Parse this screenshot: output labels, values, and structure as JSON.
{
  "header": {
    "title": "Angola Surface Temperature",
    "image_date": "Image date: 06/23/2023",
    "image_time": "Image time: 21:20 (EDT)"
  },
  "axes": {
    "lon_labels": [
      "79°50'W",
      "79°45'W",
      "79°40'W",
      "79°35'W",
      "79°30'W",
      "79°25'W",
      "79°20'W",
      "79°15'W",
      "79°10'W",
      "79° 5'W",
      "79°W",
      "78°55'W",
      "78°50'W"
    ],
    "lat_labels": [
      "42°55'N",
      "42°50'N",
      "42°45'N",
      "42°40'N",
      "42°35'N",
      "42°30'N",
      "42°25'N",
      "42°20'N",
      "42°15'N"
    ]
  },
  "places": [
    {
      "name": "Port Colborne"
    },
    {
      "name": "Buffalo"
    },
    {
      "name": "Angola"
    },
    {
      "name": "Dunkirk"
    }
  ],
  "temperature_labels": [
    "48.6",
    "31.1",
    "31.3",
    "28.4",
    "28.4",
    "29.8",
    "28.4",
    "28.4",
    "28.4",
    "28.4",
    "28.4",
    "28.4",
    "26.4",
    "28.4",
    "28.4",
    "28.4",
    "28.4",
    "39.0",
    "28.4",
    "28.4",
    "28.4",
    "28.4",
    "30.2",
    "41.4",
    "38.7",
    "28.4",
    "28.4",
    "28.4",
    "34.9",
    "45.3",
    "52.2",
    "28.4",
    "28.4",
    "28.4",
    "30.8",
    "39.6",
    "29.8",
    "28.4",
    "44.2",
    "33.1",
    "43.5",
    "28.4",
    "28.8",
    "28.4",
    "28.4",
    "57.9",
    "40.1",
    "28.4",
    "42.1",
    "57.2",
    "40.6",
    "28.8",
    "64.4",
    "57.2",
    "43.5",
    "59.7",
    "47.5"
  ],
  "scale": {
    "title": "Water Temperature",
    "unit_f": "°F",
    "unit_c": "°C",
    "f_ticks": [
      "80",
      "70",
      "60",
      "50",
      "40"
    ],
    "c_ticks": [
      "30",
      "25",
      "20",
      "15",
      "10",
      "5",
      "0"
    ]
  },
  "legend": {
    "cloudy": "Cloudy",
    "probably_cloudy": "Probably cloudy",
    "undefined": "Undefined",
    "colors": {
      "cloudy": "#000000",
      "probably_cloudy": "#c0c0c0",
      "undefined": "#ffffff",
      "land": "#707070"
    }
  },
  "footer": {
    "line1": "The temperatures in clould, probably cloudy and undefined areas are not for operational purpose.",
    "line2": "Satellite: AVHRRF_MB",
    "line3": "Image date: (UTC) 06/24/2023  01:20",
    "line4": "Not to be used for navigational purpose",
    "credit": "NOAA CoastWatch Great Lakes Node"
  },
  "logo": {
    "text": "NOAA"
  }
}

++++++++

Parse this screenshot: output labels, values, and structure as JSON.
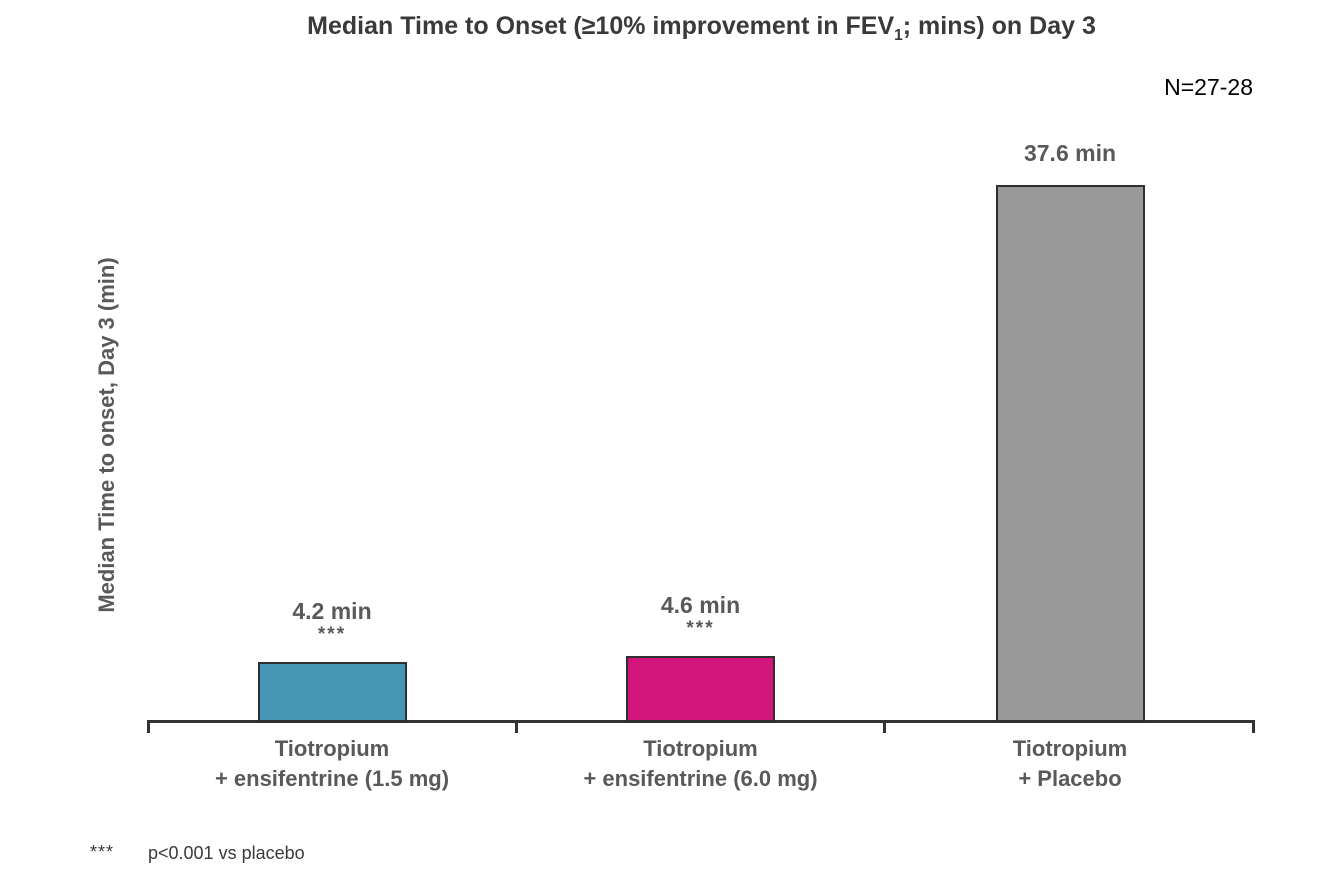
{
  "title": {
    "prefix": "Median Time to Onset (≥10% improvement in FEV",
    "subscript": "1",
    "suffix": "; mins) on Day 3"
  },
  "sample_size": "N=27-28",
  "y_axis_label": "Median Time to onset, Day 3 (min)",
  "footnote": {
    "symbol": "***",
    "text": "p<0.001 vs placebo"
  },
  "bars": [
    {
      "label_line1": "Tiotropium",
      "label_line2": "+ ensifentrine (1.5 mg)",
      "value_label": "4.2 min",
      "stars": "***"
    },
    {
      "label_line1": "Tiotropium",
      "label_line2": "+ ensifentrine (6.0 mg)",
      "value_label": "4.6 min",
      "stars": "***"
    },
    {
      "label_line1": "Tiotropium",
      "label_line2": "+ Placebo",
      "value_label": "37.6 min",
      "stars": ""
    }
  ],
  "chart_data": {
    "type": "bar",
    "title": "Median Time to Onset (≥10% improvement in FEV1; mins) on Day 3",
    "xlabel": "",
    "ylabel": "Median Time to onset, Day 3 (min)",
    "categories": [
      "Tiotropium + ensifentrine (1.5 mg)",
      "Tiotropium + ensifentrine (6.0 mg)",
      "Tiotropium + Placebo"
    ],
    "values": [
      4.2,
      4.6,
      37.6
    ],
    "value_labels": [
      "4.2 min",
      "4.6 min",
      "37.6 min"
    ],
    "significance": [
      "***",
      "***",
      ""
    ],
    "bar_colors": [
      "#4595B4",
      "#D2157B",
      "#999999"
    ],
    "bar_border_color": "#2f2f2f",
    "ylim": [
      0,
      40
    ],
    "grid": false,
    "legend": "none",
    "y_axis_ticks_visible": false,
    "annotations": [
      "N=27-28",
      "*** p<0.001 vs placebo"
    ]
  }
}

++++++++

> _GOAL_:
Go through the records above, find every line with the word "mins", and list those lines.

> _FINAL ANSWER_:
    "suffix": "; mins) on Day 3"
    "title": "Median Time to Onset (≥10% improvement in FEV1; mins) on Day 3",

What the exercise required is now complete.